◆ TASK GOAL ◆
Pick out the lines below with "Motor" and list them.

◆ ENTRIES PROVIDED ◆
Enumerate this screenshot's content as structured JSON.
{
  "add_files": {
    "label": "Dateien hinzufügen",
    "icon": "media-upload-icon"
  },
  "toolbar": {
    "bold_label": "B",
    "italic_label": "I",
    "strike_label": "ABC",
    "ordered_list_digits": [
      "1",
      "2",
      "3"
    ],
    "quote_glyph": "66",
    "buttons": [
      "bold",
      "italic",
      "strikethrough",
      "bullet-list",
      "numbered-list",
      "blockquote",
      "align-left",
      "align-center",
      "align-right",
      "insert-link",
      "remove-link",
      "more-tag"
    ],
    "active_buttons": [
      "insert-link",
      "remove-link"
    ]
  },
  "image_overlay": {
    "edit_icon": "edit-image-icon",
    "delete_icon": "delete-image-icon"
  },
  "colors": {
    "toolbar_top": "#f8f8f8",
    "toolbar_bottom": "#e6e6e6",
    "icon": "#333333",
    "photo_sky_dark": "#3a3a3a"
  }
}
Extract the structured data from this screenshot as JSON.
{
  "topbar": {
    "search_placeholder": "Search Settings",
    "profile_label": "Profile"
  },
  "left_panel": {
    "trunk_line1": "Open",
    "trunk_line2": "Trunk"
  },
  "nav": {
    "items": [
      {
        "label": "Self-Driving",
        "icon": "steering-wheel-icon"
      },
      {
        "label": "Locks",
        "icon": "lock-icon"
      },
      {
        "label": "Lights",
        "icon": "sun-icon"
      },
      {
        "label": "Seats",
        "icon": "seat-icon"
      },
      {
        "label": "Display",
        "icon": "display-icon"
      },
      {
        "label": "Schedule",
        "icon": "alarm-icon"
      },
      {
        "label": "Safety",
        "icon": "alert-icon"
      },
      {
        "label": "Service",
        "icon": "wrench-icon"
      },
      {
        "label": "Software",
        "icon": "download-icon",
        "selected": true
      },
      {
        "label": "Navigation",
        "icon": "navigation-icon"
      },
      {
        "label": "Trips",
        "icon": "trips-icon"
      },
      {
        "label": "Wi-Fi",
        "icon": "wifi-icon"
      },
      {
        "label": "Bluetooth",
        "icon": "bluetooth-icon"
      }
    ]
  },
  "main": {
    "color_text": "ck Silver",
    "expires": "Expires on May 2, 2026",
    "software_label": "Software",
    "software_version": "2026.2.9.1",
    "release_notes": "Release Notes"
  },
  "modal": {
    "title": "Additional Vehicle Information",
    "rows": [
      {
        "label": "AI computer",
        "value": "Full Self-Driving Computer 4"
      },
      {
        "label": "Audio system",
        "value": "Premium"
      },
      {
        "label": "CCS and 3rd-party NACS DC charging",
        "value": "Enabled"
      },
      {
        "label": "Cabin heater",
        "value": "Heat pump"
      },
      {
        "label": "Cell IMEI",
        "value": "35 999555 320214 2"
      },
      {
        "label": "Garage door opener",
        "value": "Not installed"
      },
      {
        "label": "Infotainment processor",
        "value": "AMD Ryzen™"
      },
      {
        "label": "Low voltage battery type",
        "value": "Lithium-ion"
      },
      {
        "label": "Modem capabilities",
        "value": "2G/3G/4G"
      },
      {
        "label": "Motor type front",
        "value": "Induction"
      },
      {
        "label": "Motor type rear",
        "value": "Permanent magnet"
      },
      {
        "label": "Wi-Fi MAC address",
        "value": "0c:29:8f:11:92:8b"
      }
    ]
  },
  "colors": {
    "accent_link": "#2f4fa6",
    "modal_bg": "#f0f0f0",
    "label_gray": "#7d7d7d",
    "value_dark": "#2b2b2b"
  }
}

◆ FULL ANSWER ◆
        "label": "Motor type front",
        "label": "Motor type rear",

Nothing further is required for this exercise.